## Working data
-- Start --

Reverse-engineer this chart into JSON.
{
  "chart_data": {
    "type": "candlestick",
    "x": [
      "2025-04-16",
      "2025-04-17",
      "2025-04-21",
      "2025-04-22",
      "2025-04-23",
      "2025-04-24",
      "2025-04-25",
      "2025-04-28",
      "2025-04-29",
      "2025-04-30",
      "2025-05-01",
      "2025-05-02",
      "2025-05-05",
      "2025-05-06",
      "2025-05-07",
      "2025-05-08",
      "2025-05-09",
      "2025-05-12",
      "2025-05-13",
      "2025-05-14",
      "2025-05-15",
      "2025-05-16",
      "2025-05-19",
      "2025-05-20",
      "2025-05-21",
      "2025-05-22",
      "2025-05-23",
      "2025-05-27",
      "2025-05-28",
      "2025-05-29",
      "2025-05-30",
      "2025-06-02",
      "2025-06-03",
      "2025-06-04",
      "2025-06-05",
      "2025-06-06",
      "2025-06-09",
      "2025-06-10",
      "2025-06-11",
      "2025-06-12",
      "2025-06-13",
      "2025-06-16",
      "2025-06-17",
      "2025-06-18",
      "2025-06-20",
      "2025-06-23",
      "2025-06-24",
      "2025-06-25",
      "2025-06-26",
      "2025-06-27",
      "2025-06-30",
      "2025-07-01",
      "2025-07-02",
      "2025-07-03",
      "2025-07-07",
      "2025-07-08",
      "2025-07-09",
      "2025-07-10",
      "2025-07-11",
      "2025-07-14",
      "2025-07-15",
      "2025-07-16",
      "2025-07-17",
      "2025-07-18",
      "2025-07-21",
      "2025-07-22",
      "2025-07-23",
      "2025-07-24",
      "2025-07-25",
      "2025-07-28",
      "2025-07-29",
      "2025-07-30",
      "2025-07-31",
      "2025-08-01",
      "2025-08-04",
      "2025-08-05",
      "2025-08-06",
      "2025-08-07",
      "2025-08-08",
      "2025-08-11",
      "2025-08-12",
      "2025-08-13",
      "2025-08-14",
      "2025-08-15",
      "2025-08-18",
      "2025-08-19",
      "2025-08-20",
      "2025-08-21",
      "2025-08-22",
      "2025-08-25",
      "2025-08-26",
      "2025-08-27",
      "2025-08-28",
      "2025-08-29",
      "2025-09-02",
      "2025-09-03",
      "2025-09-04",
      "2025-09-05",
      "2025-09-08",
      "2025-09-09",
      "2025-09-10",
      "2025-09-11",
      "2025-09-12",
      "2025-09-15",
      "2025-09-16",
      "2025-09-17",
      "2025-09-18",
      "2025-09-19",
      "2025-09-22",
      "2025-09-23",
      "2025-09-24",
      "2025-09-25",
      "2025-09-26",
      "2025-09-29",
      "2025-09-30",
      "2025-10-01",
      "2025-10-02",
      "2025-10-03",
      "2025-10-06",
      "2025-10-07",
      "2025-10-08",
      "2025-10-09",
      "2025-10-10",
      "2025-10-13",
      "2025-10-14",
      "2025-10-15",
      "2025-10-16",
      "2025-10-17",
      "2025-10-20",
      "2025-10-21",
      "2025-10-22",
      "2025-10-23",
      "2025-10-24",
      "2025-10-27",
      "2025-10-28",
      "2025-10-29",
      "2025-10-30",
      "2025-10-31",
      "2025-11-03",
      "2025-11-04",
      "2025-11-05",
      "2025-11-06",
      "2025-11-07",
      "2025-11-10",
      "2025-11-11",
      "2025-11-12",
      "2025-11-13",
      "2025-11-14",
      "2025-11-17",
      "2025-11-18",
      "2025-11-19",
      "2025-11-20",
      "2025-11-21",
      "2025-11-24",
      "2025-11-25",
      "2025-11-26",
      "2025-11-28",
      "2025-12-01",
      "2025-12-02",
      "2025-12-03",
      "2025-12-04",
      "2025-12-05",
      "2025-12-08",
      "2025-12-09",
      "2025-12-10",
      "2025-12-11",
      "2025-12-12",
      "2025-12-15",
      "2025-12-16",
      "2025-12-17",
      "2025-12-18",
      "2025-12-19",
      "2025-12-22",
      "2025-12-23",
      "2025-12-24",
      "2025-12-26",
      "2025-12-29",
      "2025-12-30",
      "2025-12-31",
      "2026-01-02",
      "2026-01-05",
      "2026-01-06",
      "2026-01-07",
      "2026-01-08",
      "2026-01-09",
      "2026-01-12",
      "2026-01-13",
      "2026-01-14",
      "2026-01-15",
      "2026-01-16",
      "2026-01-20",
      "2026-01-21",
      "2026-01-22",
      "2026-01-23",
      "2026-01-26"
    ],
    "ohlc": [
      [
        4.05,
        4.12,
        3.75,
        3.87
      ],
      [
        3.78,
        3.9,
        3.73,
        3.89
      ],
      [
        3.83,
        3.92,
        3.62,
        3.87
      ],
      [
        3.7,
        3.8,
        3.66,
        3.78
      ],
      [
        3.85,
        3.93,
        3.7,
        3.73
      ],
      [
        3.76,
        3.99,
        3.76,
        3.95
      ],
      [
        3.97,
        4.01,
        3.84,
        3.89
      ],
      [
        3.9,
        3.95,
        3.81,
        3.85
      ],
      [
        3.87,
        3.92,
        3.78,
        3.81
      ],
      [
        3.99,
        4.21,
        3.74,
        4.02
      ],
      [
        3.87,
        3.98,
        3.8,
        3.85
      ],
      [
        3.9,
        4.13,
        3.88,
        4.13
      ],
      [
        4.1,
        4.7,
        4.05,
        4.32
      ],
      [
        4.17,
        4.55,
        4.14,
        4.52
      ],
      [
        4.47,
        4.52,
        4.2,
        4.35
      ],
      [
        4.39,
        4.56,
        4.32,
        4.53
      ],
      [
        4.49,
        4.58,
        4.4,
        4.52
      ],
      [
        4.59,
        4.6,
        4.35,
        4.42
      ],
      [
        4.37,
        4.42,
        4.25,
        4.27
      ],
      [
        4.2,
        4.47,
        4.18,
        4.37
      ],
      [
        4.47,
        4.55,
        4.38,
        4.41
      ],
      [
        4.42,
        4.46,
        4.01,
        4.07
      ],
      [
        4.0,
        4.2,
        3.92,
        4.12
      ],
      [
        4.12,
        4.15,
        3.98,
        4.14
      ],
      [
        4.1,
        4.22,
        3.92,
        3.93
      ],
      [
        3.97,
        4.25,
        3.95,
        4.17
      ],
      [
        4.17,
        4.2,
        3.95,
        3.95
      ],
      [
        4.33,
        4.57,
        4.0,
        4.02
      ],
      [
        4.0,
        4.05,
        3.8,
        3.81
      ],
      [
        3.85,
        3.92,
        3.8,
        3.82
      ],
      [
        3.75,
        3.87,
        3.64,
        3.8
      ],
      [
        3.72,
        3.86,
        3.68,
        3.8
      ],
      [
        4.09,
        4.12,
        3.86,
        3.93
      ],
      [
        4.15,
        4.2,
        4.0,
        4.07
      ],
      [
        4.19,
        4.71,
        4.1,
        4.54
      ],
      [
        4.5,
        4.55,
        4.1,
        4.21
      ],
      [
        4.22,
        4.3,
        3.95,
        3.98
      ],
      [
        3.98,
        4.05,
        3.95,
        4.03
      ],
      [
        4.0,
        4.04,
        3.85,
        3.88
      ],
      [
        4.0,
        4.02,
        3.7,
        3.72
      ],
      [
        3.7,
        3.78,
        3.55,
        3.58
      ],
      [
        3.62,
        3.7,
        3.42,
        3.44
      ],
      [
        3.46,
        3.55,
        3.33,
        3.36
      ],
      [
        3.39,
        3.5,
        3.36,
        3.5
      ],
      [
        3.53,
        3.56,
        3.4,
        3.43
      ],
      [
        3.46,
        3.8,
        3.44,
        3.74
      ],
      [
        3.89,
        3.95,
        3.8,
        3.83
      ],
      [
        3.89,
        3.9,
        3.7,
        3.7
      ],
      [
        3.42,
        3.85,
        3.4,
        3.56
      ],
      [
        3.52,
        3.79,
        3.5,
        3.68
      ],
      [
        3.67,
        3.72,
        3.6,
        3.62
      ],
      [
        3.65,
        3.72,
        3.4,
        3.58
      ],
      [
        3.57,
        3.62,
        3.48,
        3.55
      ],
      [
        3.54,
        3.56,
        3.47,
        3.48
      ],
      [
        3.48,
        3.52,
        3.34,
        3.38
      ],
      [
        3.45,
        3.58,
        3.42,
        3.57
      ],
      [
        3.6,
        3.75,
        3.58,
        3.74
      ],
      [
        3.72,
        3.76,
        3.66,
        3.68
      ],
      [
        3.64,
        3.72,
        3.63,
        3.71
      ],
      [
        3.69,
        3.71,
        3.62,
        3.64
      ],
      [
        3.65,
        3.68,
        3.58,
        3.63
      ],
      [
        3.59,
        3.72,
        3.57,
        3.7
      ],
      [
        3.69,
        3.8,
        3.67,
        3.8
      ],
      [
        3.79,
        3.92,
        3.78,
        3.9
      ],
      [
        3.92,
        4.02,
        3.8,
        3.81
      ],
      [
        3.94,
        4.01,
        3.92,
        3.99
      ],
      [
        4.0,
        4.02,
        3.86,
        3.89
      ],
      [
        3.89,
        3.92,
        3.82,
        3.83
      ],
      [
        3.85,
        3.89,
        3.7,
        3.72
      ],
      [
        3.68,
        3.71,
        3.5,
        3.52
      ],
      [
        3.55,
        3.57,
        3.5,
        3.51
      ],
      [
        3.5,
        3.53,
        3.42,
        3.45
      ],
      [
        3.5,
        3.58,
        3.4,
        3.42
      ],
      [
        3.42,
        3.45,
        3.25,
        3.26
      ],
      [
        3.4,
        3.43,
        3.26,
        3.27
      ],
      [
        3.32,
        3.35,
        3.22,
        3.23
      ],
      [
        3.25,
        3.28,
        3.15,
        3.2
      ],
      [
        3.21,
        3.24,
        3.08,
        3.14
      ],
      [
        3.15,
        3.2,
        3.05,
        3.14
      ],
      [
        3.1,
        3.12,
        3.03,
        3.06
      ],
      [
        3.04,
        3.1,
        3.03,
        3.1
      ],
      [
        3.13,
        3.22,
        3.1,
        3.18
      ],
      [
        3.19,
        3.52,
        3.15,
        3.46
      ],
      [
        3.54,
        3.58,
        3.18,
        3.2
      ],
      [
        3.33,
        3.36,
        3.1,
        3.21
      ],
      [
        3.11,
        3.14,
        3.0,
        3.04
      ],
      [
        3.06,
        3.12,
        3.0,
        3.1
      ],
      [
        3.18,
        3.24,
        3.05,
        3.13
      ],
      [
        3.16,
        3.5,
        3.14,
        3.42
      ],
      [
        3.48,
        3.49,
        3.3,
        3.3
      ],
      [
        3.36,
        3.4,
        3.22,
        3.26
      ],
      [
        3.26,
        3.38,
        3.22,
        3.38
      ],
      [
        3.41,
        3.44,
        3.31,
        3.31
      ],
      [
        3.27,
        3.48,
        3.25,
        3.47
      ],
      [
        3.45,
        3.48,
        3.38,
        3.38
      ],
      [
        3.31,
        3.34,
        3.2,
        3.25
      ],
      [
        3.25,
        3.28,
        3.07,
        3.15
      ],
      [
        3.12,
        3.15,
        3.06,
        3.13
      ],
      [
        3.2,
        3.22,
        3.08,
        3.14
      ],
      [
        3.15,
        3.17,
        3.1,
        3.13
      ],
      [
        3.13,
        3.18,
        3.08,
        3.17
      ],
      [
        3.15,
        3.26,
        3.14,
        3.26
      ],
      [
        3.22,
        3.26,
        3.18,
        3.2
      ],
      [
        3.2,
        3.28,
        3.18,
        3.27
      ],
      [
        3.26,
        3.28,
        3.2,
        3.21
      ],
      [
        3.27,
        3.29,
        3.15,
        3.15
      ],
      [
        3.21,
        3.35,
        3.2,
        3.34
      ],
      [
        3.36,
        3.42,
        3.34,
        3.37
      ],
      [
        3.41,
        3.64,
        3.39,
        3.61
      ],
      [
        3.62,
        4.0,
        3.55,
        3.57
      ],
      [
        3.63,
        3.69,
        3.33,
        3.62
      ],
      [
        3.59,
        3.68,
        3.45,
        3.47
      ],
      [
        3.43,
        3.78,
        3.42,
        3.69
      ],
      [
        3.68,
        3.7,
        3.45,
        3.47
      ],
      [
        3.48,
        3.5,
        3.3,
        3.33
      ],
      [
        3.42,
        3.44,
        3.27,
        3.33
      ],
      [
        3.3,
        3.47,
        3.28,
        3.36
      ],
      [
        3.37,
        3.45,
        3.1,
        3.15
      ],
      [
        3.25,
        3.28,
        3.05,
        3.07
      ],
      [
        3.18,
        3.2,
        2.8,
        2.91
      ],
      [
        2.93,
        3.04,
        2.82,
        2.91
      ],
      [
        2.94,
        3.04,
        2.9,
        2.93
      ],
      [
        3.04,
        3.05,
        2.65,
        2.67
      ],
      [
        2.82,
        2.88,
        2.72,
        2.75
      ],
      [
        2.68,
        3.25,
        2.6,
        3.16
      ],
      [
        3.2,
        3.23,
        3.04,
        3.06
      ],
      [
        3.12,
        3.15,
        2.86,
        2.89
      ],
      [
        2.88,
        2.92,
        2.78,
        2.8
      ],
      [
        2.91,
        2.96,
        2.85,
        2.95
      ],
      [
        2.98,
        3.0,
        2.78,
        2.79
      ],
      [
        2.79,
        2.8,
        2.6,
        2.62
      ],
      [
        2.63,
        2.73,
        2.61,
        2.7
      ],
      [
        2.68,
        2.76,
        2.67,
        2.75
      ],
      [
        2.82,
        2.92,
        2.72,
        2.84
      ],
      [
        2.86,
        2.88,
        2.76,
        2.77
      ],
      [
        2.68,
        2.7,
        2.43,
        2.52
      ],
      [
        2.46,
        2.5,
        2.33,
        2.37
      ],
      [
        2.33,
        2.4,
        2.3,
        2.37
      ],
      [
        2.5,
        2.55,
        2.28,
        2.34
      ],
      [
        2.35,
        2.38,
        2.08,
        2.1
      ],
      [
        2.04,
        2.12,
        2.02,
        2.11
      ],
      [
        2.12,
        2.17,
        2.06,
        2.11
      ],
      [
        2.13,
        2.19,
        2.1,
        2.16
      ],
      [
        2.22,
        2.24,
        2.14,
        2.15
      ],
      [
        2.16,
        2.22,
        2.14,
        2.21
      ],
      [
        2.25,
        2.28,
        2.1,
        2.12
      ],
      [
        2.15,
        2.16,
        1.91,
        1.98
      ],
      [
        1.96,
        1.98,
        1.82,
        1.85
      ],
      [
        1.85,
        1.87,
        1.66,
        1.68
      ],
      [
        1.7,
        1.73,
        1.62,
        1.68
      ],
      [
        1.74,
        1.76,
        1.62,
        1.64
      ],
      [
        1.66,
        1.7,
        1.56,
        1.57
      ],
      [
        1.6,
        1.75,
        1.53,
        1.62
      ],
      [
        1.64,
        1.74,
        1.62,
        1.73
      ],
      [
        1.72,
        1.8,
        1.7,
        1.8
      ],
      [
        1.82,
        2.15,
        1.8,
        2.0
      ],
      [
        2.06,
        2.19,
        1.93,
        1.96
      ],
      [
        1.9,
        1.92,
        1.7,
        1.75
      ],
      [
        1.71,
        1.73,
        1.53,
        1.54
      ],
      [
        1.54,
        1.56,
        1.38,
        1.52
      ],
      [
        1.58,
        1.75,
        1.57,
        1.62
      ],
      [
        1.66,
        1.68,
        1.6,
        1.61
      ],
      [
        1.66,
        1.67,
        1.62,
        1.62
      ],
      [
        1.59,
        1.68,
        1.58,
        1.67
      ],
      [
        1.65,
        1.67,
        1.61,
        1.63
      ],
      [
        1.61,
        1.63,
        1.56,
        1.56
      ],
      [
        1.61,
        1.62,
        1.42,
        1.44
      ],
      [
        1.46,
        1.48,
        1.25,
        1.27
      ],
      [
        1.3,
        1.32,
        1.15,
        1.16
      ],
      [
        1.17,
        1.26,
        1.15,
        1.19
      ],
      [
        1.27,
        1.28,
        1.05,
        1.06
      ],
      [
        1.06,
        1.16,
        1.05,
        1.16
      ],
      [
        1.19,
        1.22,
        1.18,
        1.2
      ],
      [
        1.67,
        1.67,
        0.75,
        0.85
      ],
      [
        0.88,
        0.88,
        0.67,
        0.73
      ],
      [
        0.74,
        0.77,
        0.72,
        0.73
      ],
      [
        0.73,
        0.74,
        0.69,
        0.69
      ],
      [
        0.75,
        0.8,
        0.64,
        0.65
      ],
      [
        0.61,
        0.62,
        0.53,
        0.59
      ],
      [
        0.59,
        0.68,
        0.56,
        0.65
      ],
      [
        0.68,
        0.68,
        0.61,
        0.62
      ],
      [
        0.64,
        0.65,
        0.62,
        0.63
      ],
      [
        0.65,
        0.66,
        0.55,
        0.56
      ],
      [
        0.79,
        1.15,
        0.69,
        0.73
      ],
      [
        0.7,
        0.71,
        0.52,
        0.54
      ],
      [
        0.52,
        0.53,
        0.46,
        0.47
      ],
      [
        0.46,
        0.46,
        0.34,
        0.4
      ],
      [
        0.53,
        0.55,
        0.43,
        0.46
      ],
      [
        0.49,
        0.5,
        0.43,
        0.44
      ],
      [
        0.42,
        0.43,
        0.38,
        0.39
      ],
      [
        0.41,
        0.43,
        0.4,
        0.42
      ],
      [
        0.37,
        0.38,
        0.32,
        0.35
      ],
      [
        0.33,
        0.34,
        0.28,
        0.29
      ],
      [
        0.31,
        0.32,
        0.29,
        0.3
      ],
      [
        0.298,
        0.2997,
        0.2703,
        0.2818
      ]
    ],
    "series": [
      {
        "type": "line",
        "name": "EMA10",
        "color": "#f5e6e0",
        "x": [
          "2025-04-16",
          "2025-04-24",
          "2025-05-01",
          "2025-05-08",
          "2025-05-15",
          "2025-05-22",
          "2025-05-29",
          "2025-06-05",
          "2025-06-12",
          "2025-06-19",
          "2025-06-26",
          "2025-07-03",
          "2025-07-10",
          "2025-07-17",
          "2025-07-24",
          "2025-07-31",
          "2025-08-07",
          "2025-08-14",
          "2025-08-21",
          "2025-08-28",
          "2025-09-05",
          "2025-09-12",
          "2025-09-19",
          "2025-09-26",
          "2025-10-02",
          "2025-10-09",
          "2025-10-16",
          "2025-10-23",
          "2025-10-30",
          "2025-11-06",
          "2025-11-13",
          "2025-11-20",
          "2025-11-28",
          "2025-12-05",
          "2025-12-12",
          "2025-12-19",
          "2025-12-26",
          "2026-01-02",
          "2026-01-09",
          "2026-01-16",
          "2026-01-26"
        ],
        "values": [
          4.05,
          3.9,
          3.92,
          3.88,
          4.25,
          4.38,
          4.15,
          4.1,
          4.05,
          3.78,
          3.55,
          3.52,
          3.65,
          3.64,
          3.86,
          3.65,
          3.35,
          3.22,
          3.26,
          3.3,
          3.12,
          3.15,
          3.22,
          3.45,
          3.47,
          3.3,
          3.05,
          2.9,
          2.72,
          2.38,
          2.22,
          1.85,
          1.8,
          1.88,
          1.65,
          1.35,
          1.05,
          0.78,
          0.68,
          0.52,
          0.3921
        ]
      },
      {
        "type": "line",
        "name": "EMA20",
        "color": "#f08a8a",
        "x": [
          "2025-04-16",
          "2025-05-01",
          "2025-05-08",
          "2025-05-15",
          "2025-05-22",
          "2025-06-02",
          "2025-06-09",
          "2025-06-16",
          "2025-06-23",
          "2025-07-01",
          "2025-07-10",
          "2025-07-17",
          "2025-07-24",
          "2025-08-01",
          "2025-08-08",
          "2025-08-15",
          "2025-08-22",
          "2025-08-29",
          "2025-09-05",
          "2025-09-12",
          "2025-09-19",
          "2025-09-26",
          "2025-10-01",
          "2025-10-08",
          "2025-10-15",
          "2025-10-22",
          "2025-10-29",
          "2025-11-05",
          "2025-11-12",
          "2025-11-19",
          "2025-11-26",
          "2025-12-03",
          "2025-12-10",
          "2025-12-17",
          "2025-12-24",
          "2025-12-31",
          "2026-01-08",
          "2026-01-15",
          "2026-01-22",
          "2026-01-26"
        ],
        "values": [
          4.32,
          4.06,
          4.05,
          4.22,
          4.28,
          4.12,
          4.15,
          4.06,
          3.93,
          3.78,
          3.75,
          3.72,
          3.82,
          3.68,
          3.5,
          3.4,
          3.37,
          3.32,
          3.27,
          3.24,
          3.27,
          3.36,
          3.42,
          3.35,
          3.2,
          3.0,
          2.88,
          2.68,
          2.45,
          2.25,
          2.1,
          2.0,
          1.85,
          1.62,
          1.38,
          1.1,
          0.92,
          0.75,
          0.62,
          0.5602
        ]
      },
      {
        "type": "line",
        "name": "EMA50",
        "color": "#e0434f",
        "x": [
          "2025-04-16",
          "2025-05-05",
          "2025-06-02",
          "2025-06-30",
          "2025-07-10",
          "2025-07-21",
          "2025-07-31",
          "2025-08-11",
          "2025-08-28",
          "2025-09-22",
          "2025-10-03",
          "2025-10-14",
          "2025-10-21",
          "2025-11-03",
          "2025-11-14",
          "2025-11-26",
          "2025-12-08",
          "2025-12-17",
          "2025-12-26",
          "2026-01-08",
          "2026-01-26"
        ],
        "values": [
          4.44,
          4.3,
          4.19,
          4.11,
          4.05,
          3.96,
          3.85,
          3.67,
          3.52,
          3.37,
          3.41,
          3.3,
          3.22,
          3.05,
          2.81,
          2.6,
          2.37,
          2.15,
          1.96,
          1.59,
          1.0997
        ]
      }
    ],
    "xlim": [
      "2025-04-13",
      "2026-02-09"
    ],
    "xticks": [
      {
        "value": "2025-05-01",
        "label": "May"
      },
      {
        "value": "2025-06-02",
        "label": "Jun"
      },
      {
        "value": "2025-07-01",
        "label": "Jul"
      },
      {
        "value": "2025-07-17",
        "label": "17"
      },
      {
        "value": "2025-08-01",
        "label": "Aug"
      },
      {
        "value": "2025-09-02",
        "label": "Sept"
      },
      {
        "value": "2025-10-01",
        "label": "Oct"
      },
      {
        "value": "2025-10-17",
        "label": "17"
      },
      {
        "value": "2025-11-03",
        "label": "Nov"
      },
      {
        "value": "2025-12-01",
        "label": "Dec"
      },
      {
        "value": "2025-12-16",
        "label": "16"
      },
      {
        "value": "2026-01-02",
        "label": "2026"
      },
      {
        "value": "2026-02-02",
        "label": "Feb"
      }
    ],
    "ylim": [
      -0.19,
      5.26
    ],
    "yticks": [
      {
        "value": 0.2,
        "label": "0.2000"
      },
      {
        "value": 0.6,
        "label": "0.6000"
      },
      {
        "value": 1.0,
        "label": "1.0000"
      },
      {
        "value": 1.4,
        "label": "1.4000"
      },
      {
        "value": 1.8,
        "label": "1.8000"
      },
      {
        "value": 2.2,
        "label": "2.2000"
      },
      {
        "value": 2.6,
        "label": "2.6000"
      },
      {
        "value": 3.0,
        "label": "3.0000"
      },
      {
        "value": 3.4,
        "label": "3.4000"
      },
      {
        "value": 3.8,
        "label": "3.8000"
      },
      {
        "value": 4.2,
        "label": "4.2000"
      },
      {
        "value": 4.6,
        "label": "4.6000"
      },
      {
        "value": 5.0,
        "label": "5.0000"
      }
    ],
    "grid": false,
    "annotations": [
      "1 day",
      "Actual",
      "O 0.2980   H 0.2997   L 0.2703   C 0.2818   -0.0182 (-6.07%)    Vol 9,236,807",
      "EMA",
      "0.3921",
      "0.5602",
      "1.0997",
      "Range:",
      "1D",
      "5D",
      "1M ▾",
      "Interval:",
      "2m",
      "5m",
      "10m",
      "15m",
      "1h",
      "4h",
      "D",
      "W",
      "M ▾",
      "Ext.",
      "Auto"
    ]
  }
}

-- End --

## What you should do
Show the lines where the word "color" appears in the entries.

## Solution for this exercise
        "color": "#f5e6e0",
        "color": "#f08a8a",
        "color": "#e0434f",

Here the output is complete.